**Exercise aim**
Pull out every line with the word "Specifying".

[Data listing]
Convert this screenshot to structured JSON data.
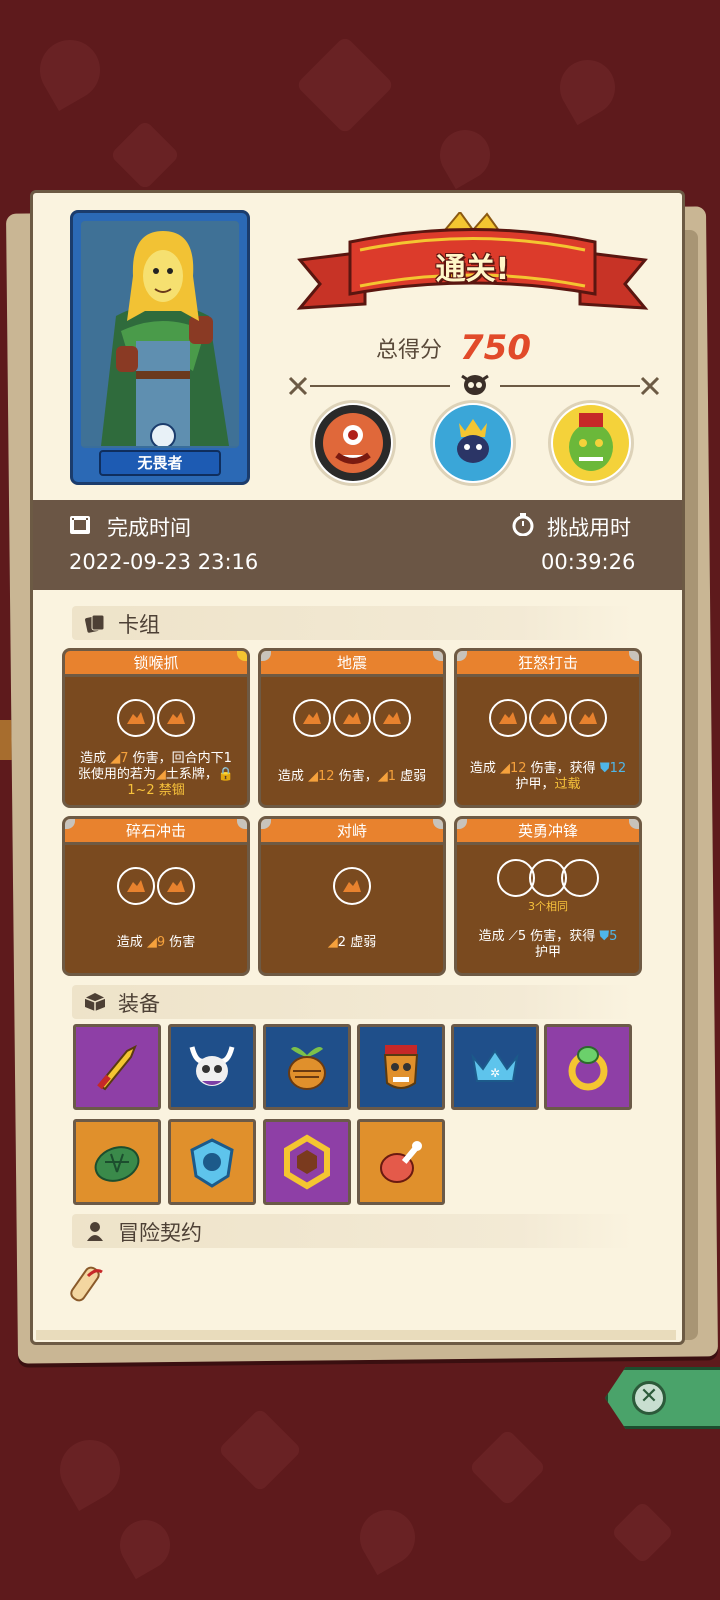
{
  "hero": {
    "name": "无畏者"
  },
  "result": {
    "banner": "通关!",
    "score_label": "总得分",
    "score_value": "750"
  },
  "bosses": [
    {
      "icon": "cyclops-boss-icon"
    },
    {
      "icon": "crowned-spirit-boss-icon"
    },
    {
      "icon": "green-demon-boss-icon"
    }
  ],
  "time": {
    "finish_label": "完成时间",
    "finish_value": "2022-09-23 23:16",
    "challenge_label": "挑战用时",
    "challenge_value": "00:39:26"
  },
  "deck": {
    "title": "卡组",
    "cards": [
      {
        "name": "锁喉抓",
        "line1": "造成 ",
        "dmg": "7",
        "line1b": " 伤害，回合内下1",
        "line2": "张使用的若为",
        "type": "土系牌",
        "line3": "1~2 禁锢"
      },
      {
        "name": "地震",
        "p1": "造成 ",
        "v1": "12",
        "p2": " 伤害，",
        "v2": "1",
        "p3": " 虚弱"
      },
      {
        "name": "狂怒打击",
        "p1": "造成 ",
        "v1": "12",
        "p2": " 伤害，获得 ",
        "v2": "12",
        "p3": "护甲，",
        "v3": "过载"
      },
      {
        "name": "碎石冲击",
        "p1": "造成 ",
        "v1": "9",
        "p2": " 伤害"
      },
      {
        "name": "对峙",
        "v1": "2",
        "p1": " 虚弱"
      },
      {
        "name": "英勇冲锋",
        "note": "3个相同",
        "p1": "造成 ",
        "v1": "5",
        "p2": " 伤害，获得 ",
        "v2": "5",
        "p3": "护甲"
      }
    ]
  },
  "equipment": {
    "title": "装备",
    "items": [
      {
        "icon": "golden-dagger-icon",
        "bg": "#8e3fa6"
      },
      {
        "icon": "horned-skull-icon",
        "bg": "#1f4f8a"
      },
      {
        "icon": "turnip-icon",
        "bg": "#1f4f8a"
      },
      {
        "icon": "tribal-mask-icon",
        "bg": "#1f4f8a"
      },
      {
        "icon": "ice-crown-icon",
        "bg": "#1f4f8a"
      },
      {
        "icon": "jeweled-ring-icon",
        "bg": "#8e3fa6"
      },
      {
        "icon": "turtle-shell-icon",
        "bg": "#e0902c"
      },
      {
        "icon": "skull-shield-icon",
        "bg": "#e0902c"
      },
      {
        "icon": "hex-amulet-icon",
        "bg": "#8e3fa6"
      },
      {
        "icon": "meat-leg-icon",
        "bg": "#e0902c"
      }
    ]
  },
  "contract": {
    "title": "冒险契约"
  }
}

---

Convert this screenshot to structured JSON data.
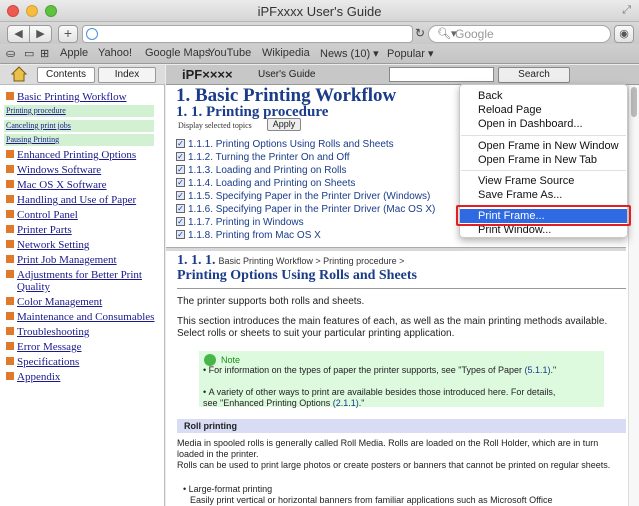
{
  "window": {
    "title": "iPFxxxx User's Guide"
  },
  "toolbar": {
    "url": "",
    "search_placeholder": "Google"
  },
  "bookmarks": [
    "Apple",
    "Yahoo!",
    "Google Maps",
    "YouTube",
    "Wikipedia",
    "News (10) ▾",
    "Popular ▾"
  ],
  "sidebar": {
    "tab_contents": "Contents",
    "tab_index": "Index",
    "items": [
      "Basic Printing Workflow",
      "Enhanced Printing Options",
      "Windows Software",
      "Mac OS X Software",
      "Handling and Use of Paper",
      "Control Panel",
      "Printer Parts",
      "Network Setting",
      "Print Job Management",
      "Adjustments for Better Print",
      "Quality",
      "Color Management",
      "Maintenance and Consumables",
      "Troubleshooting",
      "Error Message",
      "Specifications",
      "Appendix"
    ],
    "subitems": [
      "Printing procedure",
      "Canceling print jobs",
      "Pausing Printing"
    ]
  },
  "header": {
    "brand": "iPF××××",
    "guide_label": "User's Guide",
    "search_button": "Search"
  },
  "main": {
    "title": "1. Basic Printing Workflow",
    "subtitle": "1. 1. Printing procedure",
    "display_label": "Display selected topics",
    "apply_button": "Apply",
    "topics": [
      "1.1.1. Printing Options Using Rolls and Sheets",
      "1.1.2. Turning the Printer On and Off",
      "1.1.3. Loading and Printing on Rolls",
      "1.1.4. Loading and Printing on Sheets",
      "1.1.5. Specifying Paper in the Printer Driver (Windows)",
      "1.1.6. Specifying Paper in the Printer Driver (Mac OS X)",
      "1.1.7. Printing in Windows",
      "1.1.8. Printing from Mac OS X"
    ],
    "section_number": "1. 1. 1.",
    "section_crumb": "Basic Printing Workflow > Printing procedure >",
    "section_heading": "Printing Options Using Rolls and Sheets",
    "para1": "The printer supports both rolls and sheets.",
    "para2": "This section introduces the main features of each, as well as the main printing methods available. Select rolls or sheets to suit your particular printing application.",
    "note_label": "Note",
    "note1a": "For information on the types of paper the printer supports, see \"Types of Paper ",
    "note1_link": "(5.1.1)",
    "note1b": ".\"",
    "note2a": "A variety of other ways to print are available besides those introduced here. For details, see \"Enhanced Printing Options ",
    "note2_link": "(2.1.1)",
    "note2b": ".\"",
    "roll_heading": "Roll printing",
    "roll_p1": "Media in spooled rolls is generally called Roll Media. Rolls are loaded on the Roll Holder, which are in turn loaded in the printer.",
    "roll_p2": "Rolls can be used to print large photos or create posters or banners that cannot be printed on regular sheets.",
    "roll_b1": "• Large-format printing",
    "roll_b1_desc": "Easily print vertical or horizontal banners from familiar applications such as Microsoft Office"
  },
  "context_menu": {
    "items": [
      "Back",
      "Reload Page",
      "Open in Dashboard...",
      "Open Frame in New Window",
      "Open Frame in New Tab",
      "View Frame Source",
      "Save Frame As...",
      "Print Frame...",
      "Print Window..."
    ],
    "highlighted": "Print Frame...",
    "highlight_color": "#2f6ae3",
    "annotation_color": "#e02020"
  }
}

**Finished task**
      "1.1.5. Specifying Paper in the Printer Driver (Windows)",
      "1.1.6. Specifying Paper in the Printer Driver (Mac OS X)",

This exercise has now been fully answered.